Transcribe all the entries word for word, omitting any pictures they contain.
:: ENTRIES SUPPLIED
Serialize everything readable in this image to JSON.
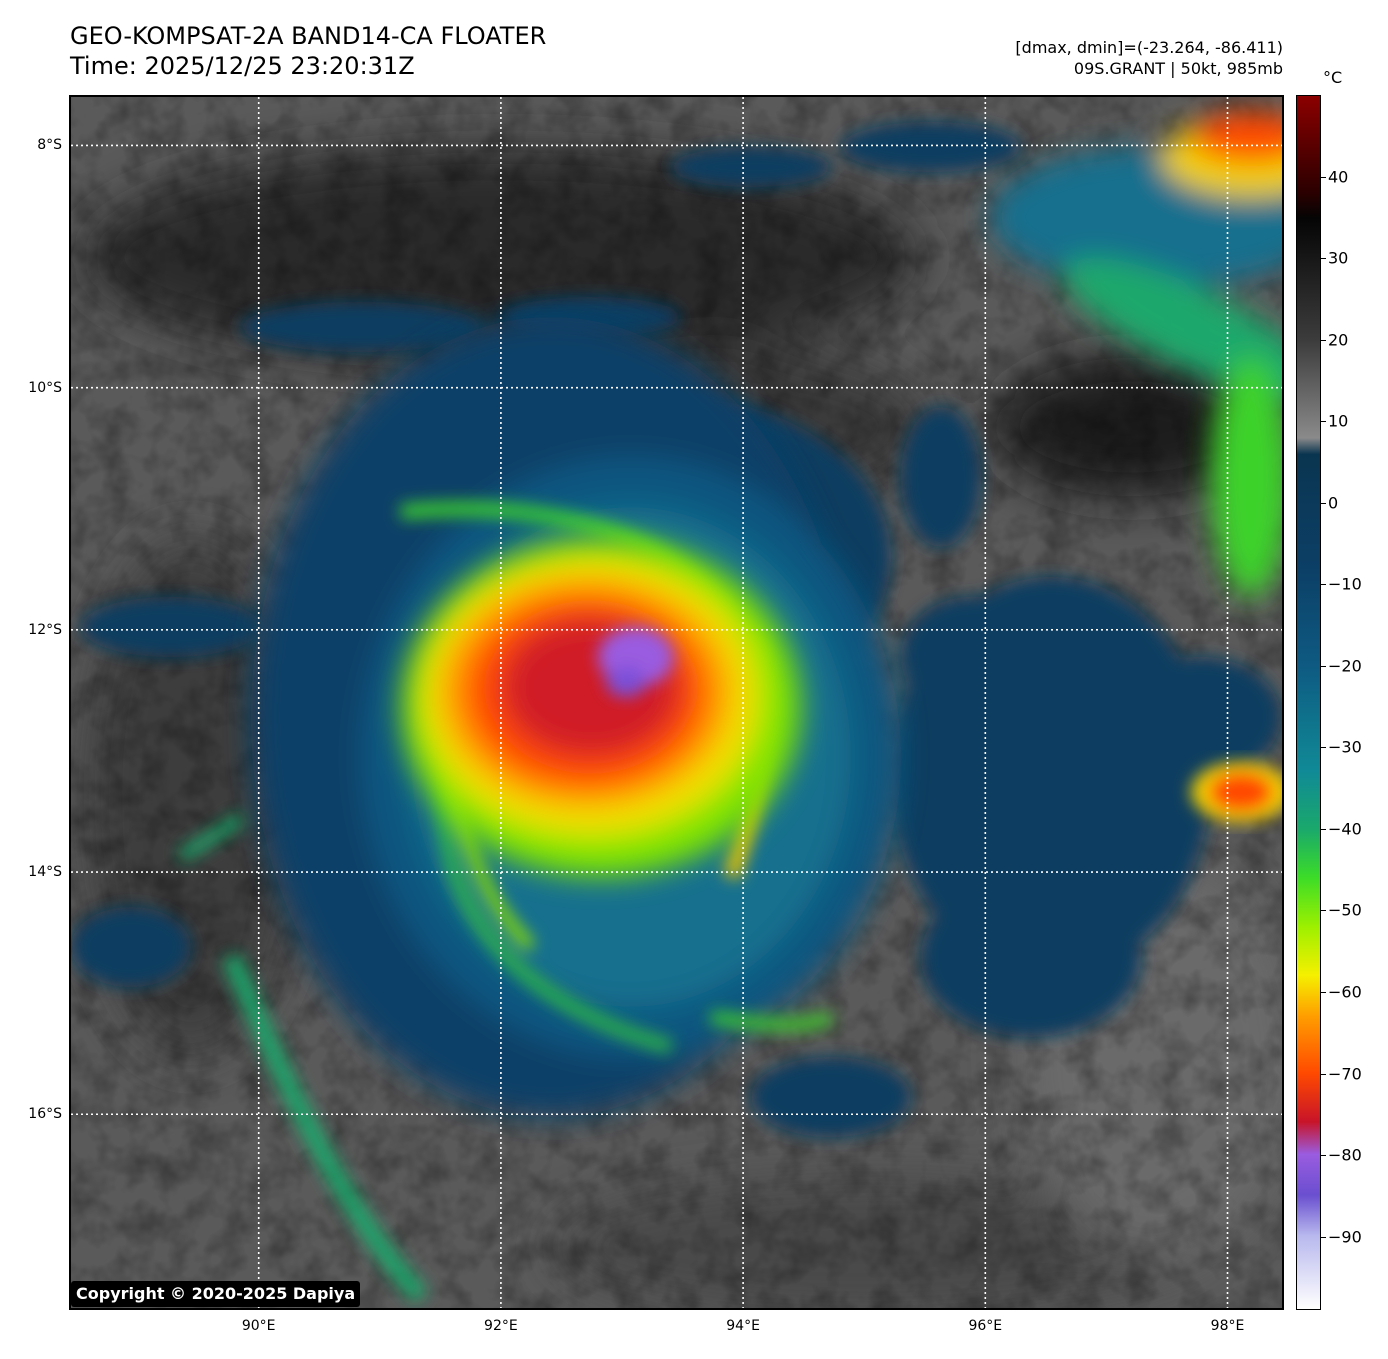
{
  "header": {
    "title_line1": "GEO-KOMPSAT-2A BAND14-CA FLOATER",
    "title_line2": "Time: 2025/12/25 23:20:31Z",
    "info_line1": "[dmax, dmin]=(-23.264, -86.411)",
    "info_line2": "09S.GRANT | 50kt, 985mb"
  },
  "colorbar": {
    "unit": "°C",
    "range": [
      -99,
      50
    ],
    "ticks": [
      {
        "value": 40,
        "label": "40"
      },
      {
        "value": 30,
        "label": "30"
      },
      {
        "value": 20,
        "label": "20"
      },
      {
        "value": 10,
        "label": "10"
      },
      {
        "value": 0,
        "label": "0"
      },
      {
        "value": -10,
        "label": "−10"
      },
      {
        "value": -20,
        "label": "−20"
      },
      {
        "value": -30,
        "label": "−30"
      },
      {
        "value": -40,
        "label": "−40"
      },
      {
        "value": -50,
        "label": "−50"
      },
      {
        "value": -60,
        "label": "−60"
      },
      {
        "value": -70,
        "label": "−70"
      },
      {
        "value": -80,
        "label": "−80"
      },
      {
        "value": -90,
        "label": "−90"
      }
    ],
    "stops": [
      {
        "value": -99,
        "color": "#ffffff"
      },
      {
        "value": -90,
        "color": "#b8b8ee"
      },
      {
        "value": -85,
        "color": "#6a4fcf"
      },
      {
        "value": -80,
        "color": "#9a5ce0"
      },
      {
        "value": -76,
        "color": "#c81428"
      },
      {
        "value": -70,
        "color": "#ff4a00"
      },
      {
        "value": -63,
        "color": "#ff9e00"
      },
      {
        "value": -58,
        "color": "#f5f000"
      },
      {
        "value": -52,
        "color": "#9cf000"
      },
      {
        "value": -46,
        "color": "#3cdc28"
      },
      {
        "value": -40,
        "color": "#1aa86c"
      },
      {
        "value": -33,
        "color": "#108a96"
      },
      {
        "value": -20,
        "color": "#0e5a82"
      },
      {
        "value": -8,
        "color": "#0c3f66"
      },
      {
        "value": 6,
        "color": "#0a3550"
      },
      {
        "value": 8,
        "color": "#8a8a8a"
      },
      {
        "value": 20,
        "color": "#3c3c3c"
      },
      {
        "value": 35,
        "color": "#050505"
      },
      {
        "value": 38,
        "color": "#2a0000"
      },
      {
        "value": 50,
        "color": "#8c0000"
      }
    ]
  },
  "map": {
    "lon_range": [
      88.45,
      98.45
    ],
    "lat_range": [
      -17.6,
      -7.6
    ],
    "lat_lines": [
      {
        "value": -8,
        "label": "8°S"
      },
      {
        "value": -10,
        "label": "10°S"
      },
      {
        "value": -12,
        "label": "12°S"
      },
      {
        "value": -14,
        "label": "14°S"
      },
      {
        "value": -16,
        "label": "16°S"
      }
    ],
    "lon_lines": [
      {
        "value": 90,
        "label": "90°E"
      },
      {
        "value": 92,
        "label": "92°E"
      },
      {
        "value": 94,
        "label": "94°E"
      },
      {
        "value": 96,
        "label": "96°E"
      },
      {
        "value": 98,
        "label": "98°E"
      }
    ]
  },
  "copyright": "Copyright © 2020-2025 Dapiya"
}
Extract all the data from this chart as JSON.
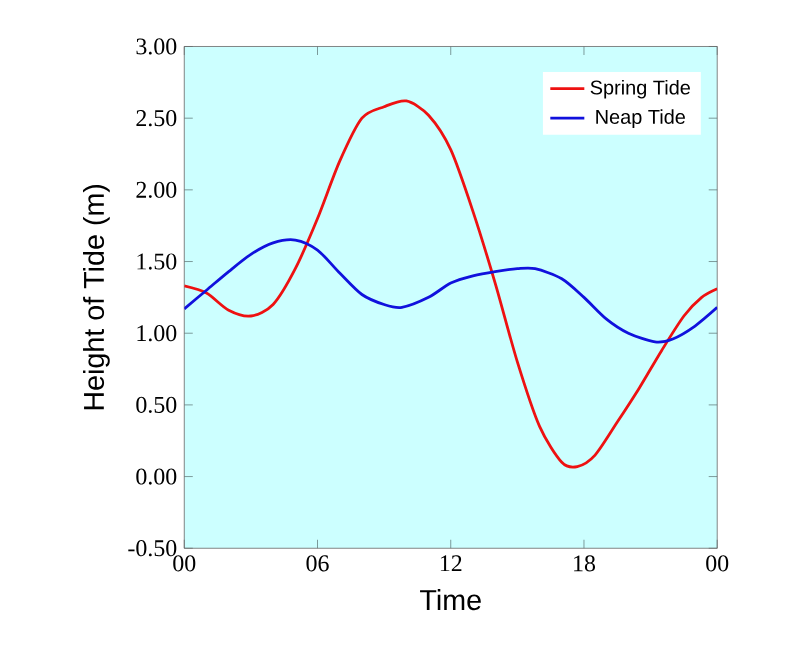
{
  "chart_data": {
    "type": "line",
    "xlabel": "Time",
    "ylabel": "Height of Tide (m)",
    "xlim": [
      0,
      24
    ],
    "ylim": [
      -0.5,
      3.0
    ],
    "xticks": [
      {
        "value": 0,
        "label": "00"
      },
      {
        "value": 6,
        "label": "06"
      },
      {
        "value": 12,
        "label": "12"
      },
      {
        "value": 18,
        "label": "18"
      },
      {
        "value": 24,
        "label": "00"
      }
    ],
    "yticks": [
      {
        "value": -0.5,
        "label": "-0.50"
      },
      {
        "value": 0,
        "label": "0.00"
      },
      {
        "value": 0.5,
        "label": "0.50"
      },
      {
        "value": 1.0,
        "label": "1.00"
      },
      {
        "value": 1.5,
        "label": "1.50"
      },
      {
        "value": 2.0,
        "label": "2.00"
      },
      {
        "value": 2.5,
        "label": "2.50"
      },
      {
        "value": 3.0,
        "label": "3.00"
      }
    ],
    "legend": "top right",
    "grid": false,
    "marker": "none",
    "line_style": "solid",
    "series": [
      {
        "name": "Spring Tide",
        "color": "#ee1111",
        "x": [
          0,
          1,
          2,
          3,
          4,
          5,
          6,
          7,
          8,
          9,
          10,
          11,
          12,
          13,
          14,
          15,
          16,
          17,
          17.7,
          18.5,
          19.5,
          20.5,
          21.5,
          22.5,
          23.3,
          24
        ],
        "values": [
          1.33,
          1.28,
          1.16,
          1.12,
          1.2,
          1.45,
          1.8,
          2.2,
          2.5,
          2.58,
          2.62,
          2.52,
          2.28,
          1.85,
          1.35,
          0.8,
          0.35,
          0.1,
          0.07,
          0.15,
          0.38,
          0.62,
          0.88,
          1.12,
          1.25,
          1.31
        ]
      },
      {
        "name": "Neap Tide",
        "color": "#1111dd",
        "x": [
          0,
          1,
          2,
          3,
          4,
          5,
          6,
          7,
          8,
          9,
          9.8,
          11,
          12,
          13,
          14,
          15,
          15.8,
          17,
          18,
          19,
          20,
          21.2,
          22,
          23,
          24
        ],
        "values": [
          1.17,
          1.3,
          1.43,
          1.55,
          1.63,
          1.65,
          1.58,
          1.42,
          1.27,
          1.2,
          1.18,
          1.25,
          1.35,
          1.4,
          1.43,
          1.45,
          1.45,
          1.38,
          1.25,
          1.1,
          1.0,
          0.94,
          0.96,
          1.05,
          1.18
        ]
      }
    ]
  }
}
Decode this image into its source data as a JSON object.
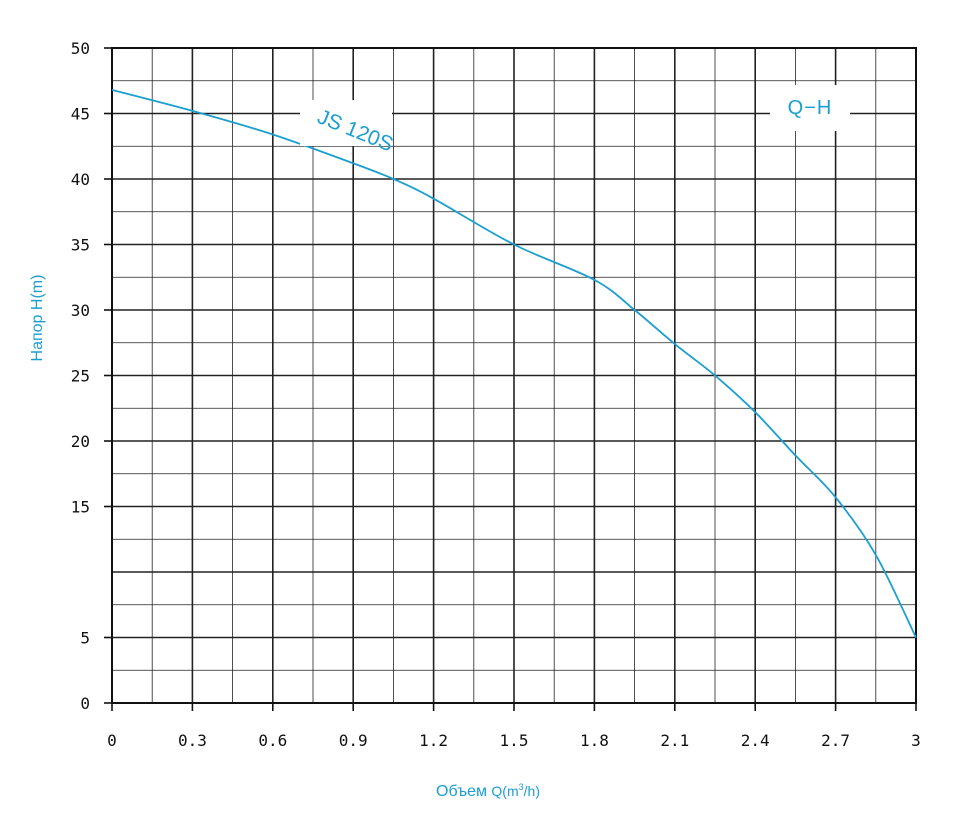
{
  "chart_data": {
    "type": "line",
    "title": "",
    "xlabel_prefix": "Объем ",
    "xlabel_symbol": "Q(m",
    "xlabel_sup": "3",
    "xlabel_suffix": "/h)",
    "ylabel": "Напор H(m)",
    "xlim": [
      0,
      3
    ],
    "ylim": [
      0,
      50
    ],
    "x_ticks": [
      "0",
      "0.3",
      "0.6",
      "0.9",
      "1.2",
      "1.5",
      "1.8",
      "2.1",
      "2.4",
      "2.7",
      "3"
    ],
    "y_ticks": [
      "0",
      "5",
      "15",
      "20",
      "25",
      "30",
      "35",
      "40",
      "45",
      "50"
    ],
    "y_tick_values": [
      0,
      5,
      15,
      20,
      25,
      30,
      35,
      40,
      45,
      50
    ],
    "grid": true,
    "legend_label": "Q−H",
    "legend_position": "top-right",
    "line_color": "#1a9fd0",
    "series": [
      {
        "name": "JS 120S",
        "x": [
          0,
          0.3,
          0.6,
          0.9,
          1.05,
          1.2,
          1.5,
          1.8,
          1.95,
          2.1,
          2.25,
          2.4,
          2.55,
          2.7,
          2.85,
          3.0
        ],
        "y": [
          46.8,
          45.2,
          43.4,
          41.2,
          40.0,
          38.5,
          35.0,
          32.3,
          30.0,
          27.4,
          25.0,
          22.2,
          18.9,
          15.7,
          11.3,
          5.0
        ]
      }
    ]
  }
}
::::
__OUTPUT OF THE TASK__.
Serialize everything readable in this image to JSON.
{
  "header": {
    "title_line1": "GEO-KOMPSAT-2A BAND14-CA FLOATER",
    "title_line2": "Time: 2025/12/25 23:20:31Z",
    "info_line1": "[dmax, dmin]=(-23.264, -86.411)",
    "info_line2": "09S.GRANT | 50kt, 985mb"
  },
  "colorbar": {
    "unit": "°C",
    "range": [
      -99,
      50
    ],
    "ticks": [
      {
        "value": 40,
        "label": "40"
      },
      {
        "value": 30,
        "label": "30"
      },
      {
        "value": 20,
        "label": "20"
      },
      {
        "value": 10,
        "label": "10"
      },
      {
        "value": 0,
        "label": "0"
      },
      {
        "value": -10,
        "label": "−10"
      },
      {
        "value": -20,
        "label": "−20"
      },
      {
        "value": -30,
        "label": "−30"
      },
      {
        "value": -40,
        "label": "−40"
      },
      {
        "value": -50,
        "label": "−50"
      },
      {
        "value": -60,
        "label": "−60"
      },
      {
        "value": -70,
        "label": "−70"
      },
      {
        "value": -80,
        "label": "−80"
      },
      {
        "value": -90,
        "label": "−90"
      }
    ],
    "stops": [
      {
        "value": -99,
        "color": "#ffffff"
      },
      {
        "value": -90,
        "color": "#b8b8ee"
      },
      {
        "value": -85,
        "color": "#6a4fcf"
      },
      {
        "value": -80,
        "color": "#9a5ce0"
      },
      {
        "value": -76,
        "color": "#c81428"
      },
      {
        "value": -70,
        "color": "#ff4a00"
      },
      {
        "value": -63,
        "color": "#ff9e00"
      },
      {
        "value": -58,
        "color": "#f5f000"
      },
      {
        "value": -52,
        "color": "#9cf000"
      },
      {
        "value": -46,
        "color": "#3cdc28"
      },
      {
        "value": -40,
        "color": "#1aa86c"
      },
      {
        "value": -33,
        "color": "#108a96"
      },
      {
        "value": -20,
        "color": "#0e5a82"
      },
      {
        "value": -8,
        "color": "#0c3f66"
      },
      {
        "value": 6,
        "color": "#0a3550"
      },
      {
        "value": 8,
        "color": "#8a8a8a"
      },
      {
        "value": 20,
        "color": "#3c3c3c"
      },
      {
        "value": 35,
        "color": "#050505"
      },
      {
        "value": 38,
        "color": "#2a0000"
      },
      {
        "value": 50,
        "color": "#8c0000"
      }
    ]
  },
  "map": {
    "lon_range": [
      88.45,
      98.45
    ],
    "lat_range": [
      -17.6,
      -7.6
    ],
    "lat_lines": [
      {
        "value": -8,
        "label": "8°S"
      },
      {
        "value": -10,
        "label": "10°S"
      },
      {
        "value": -12,
        "label": "12°S"
      },
      {
        "value": -14,
        "label": "14°S"
      },
      {
        "value": -16,
        "label": "16°S"
      }
    ],
    "lon_lines": [
      {
        "value": 90,
        "label": "90°E"
      },
      {
        "value": 92,
        "label": "92°E"
      },
      {
        "value": 94,
        "label": "94°E"
      },
      {
        "value": 96,
        "label": "96°E"
      },
      {
        "value": 98,
        "label": "98°E"
      }
    ]
  },
  "copyright": "Copyright © 2020-2025 Dapiya"
}
Extract all the data from this chart as JSON.
{
  "chart_data": {
    "type": "line",
    "xlabel": "Time",
    "ylabel": "Height of Tide (m)",
    "xlim": [
      0,
      24
    ],
    "ylim": [
      -0.5,
      3.0
    ],
    "xticks": [
      {
        "value": 0,
        "label": "00"
      },
      {
        "value": 6,
        "label": "06"
      },
      {
        "value": 12,
        "label": "12"
      },
      {
        "value": 18,
        "label": "18"
      },
      {
        "value": 24,
        "label": "00"
      }
    ],
    "yticks": [
      {
        "value": -0.5,
        "label": "-0.50"
      },
      {
        "value": 0,
        "label": "0.00"
      },
      {
        "value": 0.5,
        "label": "0.50"
      },
      {
        "value": 1.0,
        "label": "1.00"
      },
      {
        "value": 1.5,
        "label": "1.50"
      },
      {
        "value": 2.0,
        "label": "2.00"
      },
      {
        "value": 2.5,
        "label": "2.50"
      },
      {
        "value": 3.0,
        "label": "3.00"
      }
    ],
    "legend": "top right",
    "grid": false,
    "marker": "none",
    "line_style": "solid",
    "series": [
      {
        "name": "Spring Tide",
        "color": "#ee1111",
        "x": [
          0,
          1,
          2,
          3,
          4,
          5,
          6,
          7,
          8,
          9,
          10,
          11,
          12,
          13,
          14,
          15,
          16,
          17,
          17.7,
          18.5,
          19.5,
          20.5,
          21.5,
          22.5,
          23.3,
          24
        ],
        "values": [
          1.33,
          1.28,
          1.16,
          1.12,
          1.2,
          1.45,
          1.8,
          2.2,
          2.5,
          2.58,
          2.62,
          2.52,
          2.28,
          1.85,
          1.35,
          0.8,
          0.35,
          0.1,
          0.07,
          0.15,
          0.38,
          0.62,
          0.88,
          1.12,
          1.25,
          1.31
        ]
      },
      {
        "name": "Neap Tide",
        "color": "#1111dd",
        "x": [
          0,
          1,
          2,
          3,
          4,
          5,
          6,
          7,
          8,
          9,
          9.8,
          11,
          12,
          13,
          14,
          15,
          15.8,
          17,
          18,
          19,
          20,
          21.2,
          22,
          23,
          24
        ],
        "values": [
          1.17,
          1.3,
          1.43,
          1.55,
          1.63,
          1.65,
          1.58,
          1.42,
          1.27,
          1.2,
          1.18,
          1.25,
          1.35,
          1.4,
          1.43,
          1.45,
          1.45,
          1.38,
          1.25,
          1.1,
          1.0,
          0.94,
          0.96,
          1.05,
          1.18
        ]
      }
    ]
  }
}
Decode this image into its source data as a JSON object.
{
  "chart_data": {
    "type": "line",
    "title": "",
    "xlabel_prefix": "Объем ",
    "xlabel_symbol": "Q(m",
    "xlabel_sup": "3",
    "xlabel_suffix": "/h)",
    "ylabel": "Напор H(m)",
    "xlim": [
      0,
      3
    ],
    "ylim": [
      0,
      50
    ],
    "x_ticks": [
      "0",
      "0.3",
      "0.6",
      "0.9",
      "1.2",
      "1.5",
      "1.8",
      "2.1",
      "2.4",
      "2.7",
      "3"
    ],
    "y_ticks": [
      "0",
      "5",
      "15",
      "20",
      "25",
      "30",
      "35",
      "40",
      "45",
      "50"
    ],
    "y_tick_values": [
      0,
      5,
      15,
      20,
      25,
      30,
      35,
      40,
      45,
      50
    ],
    "grid": true,
    "legend_label": "Q−H",
    "legend_position": "top-right",
    "line_color": "#1a9fd0",
    "series": [
      {
        "name": "JS 120S",
        "x": [
          0,
          0.3,
          0.6,
          0.9,
          1.05,
          1.2,
          1.5,
          1.8,
          1.95,
          2.1,
          2.25,
          2.4,
          2.55,
          2.7,
          2.85,
          3.0
        ],
        "y": [
          46.8,
          45.2,
          43.4,
          41.2,
          40.0,
          38.5,
          35.0,
          32.3,
          30.0,
          27.4,
          25.0,
          22.2,
          18.9,
          15.7,
          11.3,
          5.0
        ]
      }
    ]
  }
}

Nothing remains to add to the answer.